- **Source records**:
============================================================

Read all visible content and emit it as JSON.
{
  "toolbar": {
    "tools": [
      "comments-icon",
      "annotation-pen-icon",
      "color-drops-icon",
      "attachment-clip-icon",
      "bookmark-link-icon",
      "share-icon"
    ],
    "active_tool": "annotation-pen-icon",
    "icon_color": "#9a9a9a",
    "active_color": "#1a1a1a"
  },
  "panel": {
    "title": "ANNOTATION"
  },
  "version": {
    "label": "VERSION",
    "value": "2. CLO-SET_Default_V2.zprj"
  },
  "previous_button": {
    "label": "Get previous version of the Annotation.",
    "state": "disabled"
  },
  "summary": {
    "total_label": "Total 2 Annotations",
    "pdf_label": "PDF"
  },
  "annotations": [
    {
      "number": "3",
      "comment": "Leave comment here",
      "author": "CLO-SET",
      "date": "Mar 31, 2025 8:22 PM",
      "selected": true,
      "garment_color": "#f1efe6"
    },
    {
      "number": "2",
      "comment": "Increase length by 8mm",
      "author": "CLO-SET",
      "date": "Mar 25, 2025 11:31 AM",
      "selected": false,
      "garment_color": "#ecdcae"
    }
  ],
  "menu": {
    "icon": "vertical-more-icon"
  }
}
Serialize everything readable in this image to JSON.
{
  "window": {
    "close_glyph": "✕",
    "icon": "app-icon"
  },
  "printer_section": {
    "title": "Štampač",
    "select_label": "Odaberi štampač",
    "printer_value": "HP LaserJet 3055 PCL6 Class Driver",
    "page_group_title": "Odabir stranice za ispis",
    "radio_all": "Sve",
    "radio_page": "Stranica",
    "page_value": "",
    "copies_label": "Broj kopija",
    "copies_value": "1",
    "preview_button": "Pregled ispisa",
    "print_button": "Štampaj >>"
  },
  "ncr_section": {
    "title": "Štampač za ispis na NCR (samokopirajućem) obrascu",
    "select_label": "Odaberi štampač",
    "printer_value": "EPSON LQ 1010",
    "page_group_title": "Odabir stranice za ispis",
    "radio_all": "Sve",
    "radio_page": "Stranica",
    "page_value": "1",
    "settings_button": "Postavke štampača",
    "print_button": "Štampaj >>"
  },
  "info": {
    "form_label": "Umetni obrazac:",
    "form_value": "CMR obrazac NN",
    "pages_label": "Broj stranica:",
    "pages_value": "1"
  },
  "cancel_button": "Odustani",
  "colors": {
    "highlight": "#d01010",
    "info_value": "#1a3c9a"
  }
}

============================================================

- **Requirement**: Reproduce each line holding the word "Broj".

- **Response for this exercise**:
    "copies_label": "Broj kopija",
    "pages_label": "Broj stranica:",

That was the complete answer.